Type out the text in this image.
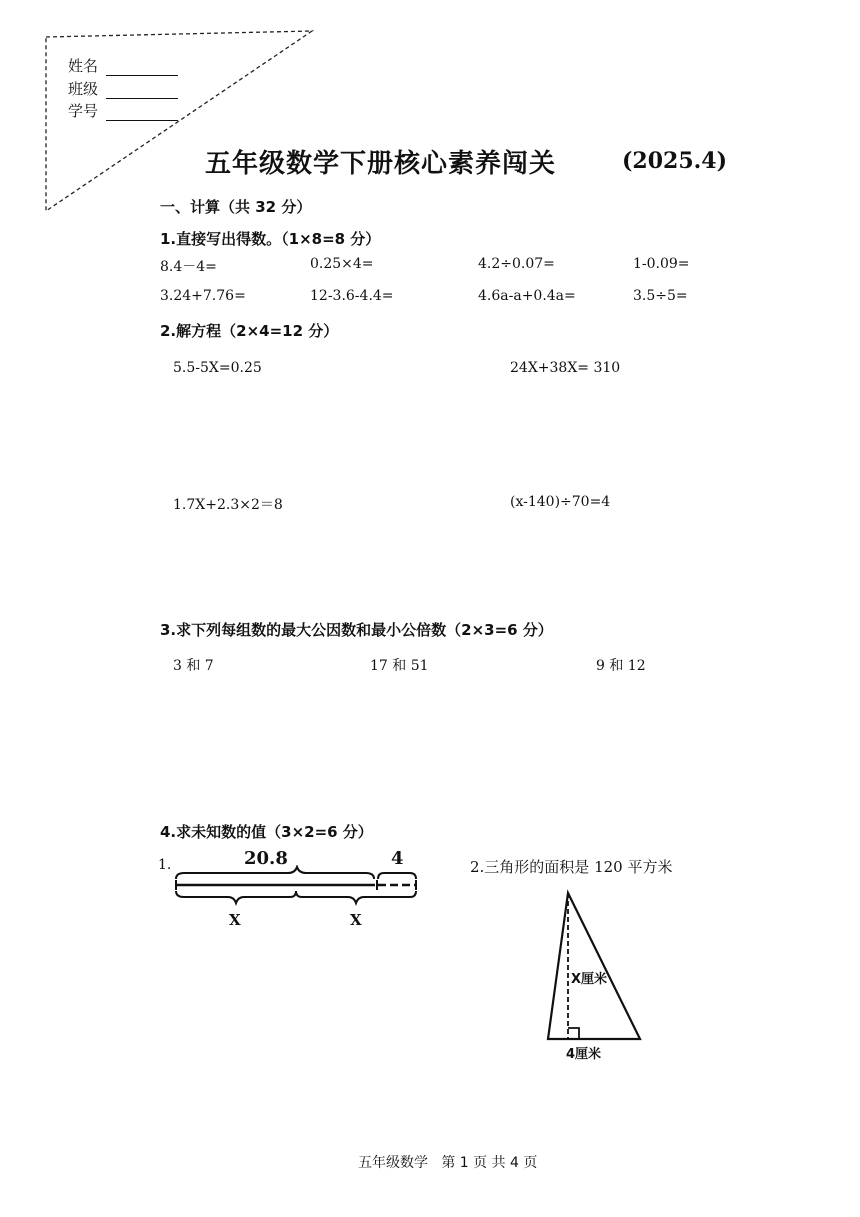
姓名
班级
学号
五年级数学下册核心素养闯关	(2025.4)
一、计算（共 32 分）
1.直接写出得数。（1×8=8 分）
8.4－4=	0.25×4=	4.2÷0.07=	1-0.09=
3.24+7.76=	12-3.6-4.4=	4.6a-a+0.4a=	3.5÷5=
2.解方程（2×4=12 分）
5.5-5X=0.25	24X+38X= 310
1.7X+2.3×2＝8	(x-140)÷70=4
3.求下列每组数的最大公因数和最小公倍数（2×3=6 分）
3 和 7	17 和 51	9 和 12
4.求未知数的值（3×2=6 分）
1.	20.8	4
X	X
2.三角形的面积是 120 平方米
X厘米
4厘米
五年级数学   第 1 页 共 4 页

◆ WHAT IS BEING ASKED
Copy the listing word for word, excluding its pictures.

◆ PROBLEM SOLUTION
Type out the text in this image.
姓名
班级
学号
五年级数学下册核心素养闯关	(2025.4)
一、计算（共 32 分）
1.直接写出得数。（1×8=8 分）
8.4－4=	0.25×4=	4.2÷0.07=	1-0.09=
3.24+7.76=	12-3.6-4.4=	4.6a-a+0.4a=	3.5÷5=
2.解方程（2×4=12 分）
5.5-5X=0.25	24X+38X= 310
1.7X+2.3×2＝8	(x-140)÷70=4
3.求下列每组数的最大公因数和最小公倍数（2×3=6 分）
3 和 7	17 和 51	9 和 12
4.求未知数的值（3×2=6 分）
1.	20.8	4
X	X
2.三角形的面积是 120 平方米
X厘米
4厘米
五年级数学   第 1 页 共 4 页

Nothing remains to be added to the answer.